*Extracted entries:*
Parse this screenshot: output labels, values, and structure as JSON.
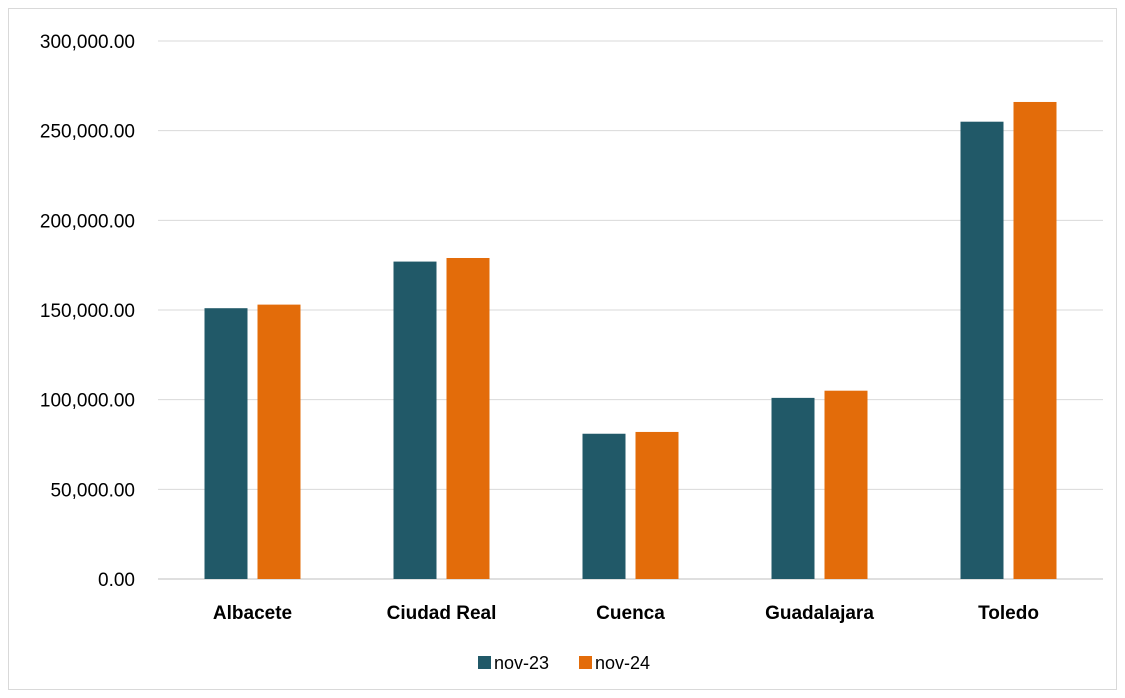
{
  "chart_data": {
    "type": "bar",
    "categories": [
      "Albacete",
      "Ciudad Real",
      "Cuenca",
      "Guadalajara",
      "Toledo"
    ],
    "series": [
      {
        "name": "nov-23",
        "values": [
          151000,
          177000,
          81000,
          101000,
          255000
        ],
        "color": "#215968"
      },
      {
        "name": "nov-24",
        "values": [
          153000,
          179000,
          82000,
          105000,
          266000
        ],
        "color": "#E36C0A"
      }
    ],
    "title": "",
    "xlabel": "",
    "ylabel": "",
    "ylim": [
      0,
      300000
    ],
    "yticks": [
      "0.00",
      "50,000.00",
      "100,000.00",
      "150,000.00",
      "200,000.00",
      "250,000.00",
      "300,000.00"
    ],
    "grid": true,
    "legend_position": "bottom"
  }
}
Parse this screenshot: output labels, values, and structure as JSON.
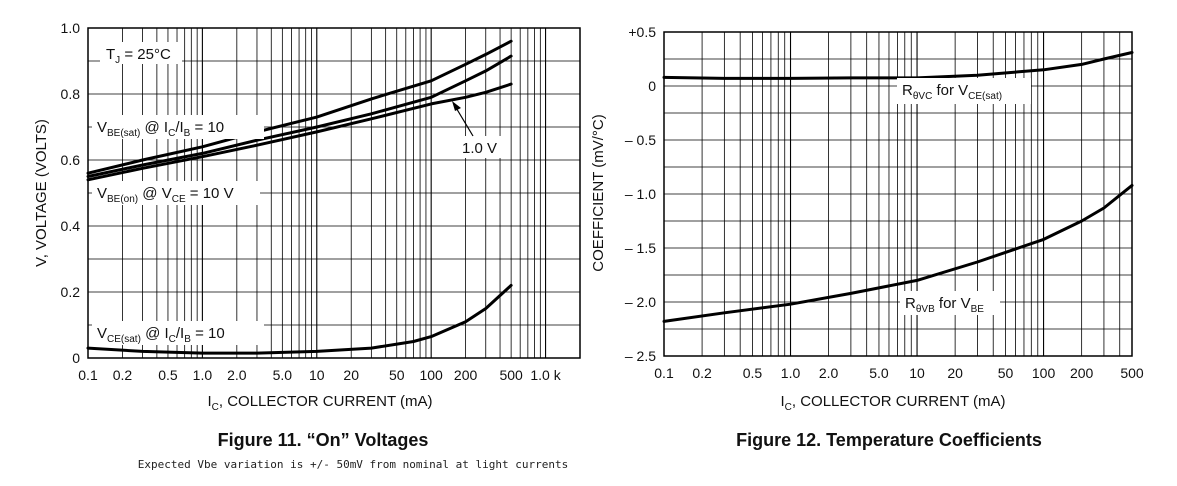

*Exercise goal:* Leave out all pictures, then copy the remaining material exactly.

*Written response:*
Parse this screenshot: output labels, values, and structure as JSON.
{
  "chart_data": {
    "type": "bar",
    "categories": [
      "Albacete",
      "Ciudad Real",
      "Cuenca",
      "Guadalajara",
      "Toledo"
    ],
    "series": [
      {
        "name": "nov-23",
        "values": [
          151000,
          177000,
          81000,
          101000,
          255000
        ],
        "color": "#215968"
      },
      {
        "name": "nov-24",
        "values": [
          153000,
          179000,
          82000,
          105000,
          266000
        ],
        "color": "#E36C0A"
      }
    ],
    "title": "",
    "xlabel": "",
    "ylabel": "",
    "ylim": [
      0,
      300000
    ],
    "yticks": [
      "0.00",
      "50,000.00",
      "100,000.00",
      "150,000.00",
      "200,000.00",
      "250,000.00",
      "300,000.00"
    ],
    "grid": true,
    "legend_position": "bottom"
  }
}
Parse this screenshot: output labels, values, and structure as JSON.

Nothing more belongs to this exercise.